* **SHORT TASK**: Quote the listing below in full and exactly as written, but omit every picture.

* **MATERIAL PROVIDED**:
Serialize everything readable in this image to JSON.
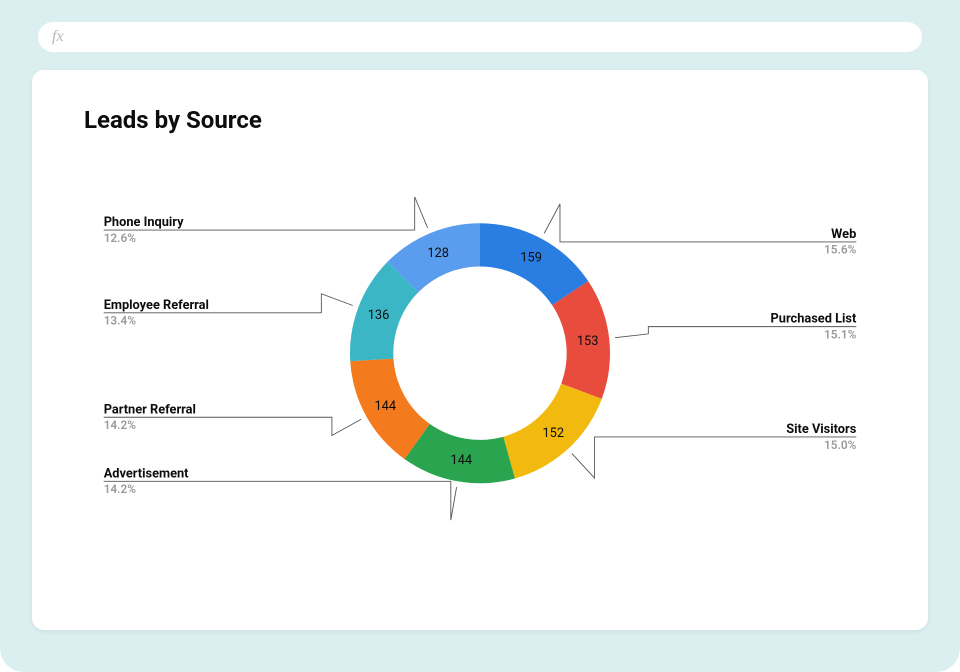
{
  "formula_bar": {
    "text": "fx"
  },
  "title": "Leads by Source",
  "chart_data": {
    "type": "pie",
    "title": "Leads by Source",
    "slices": [
      {
        "label": "Web",
        "value": 159,
        "pct": "15.6%",
        "color": "#2a7de1"
      },
      {
        "label": "Purchased List",
        "value": 153,
        "pct": "15.1%",
        "color": "#e84c3d"
      },
      {
        "label": "Site Visitors",
        "value": 152,
        "pct": "15.0%",
        "color": "#f2b90f"
      },
      {
        "label": "Advertisement",
        "value": 144,
        "pct": "14.2%",
        "color": "#2aa44f"
      },
      {
        "label": "Partner Referral",
        "value": 144,
        "pct": "14.2%",
        "color": "#f37b1d"
      },
      {
        "label": "Employee Referral",
        "value": 136,
        "pct": "13.4%",
        "color": "#3bb6c4"
      },
      {
        "label": "Phone Inquiry",
        "value": 128,
        "pct": "12.6%",
        "color": "#5a9ced"
      }
    ]
  }
}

* **RESULT**:
Serialize everything readable in this image to JSON.
{
  "formula_bar": {
    "text": "fx"
  },
  "title": "Leads by Source",
  "chart_data": {
    "type": "pie",
    "title": "Leads by Source",
    "slices": [
      {
        "label": "Web",
        "value": 159,
        "pct": "15.6%",
        "color": "#2a7de1"
      },
      {
        "label": "Purchased List",
        "value": 153,
        "pct": "15.1%",
        "color": "#e84c3d"
      },
      {
        "label": "Site Visitors",
        "value": 152,
        "pct": "15.0%",
        "color": "#f2b90f"
      },
      {
        "label": "Advertisement",
        "value": 144,
        "pct": "14.2%",
        "color": "#2aa44f"
      },
      {
        "label": "Partner Referral",
        "value": 144,
        "pct": "14.2%",
        "color": "#f37b1d"
      },
      {
        "label": "Employee Referral",
        "value": 136,
        "pct": "13.4%",
        "color": "#3bb6c4"
      },
      {
        "label": "Phone Inquiry",
        "value": 128,
        "pct": "12.6%",
        "color": "#5a9ced"
      }
    ]
  }
}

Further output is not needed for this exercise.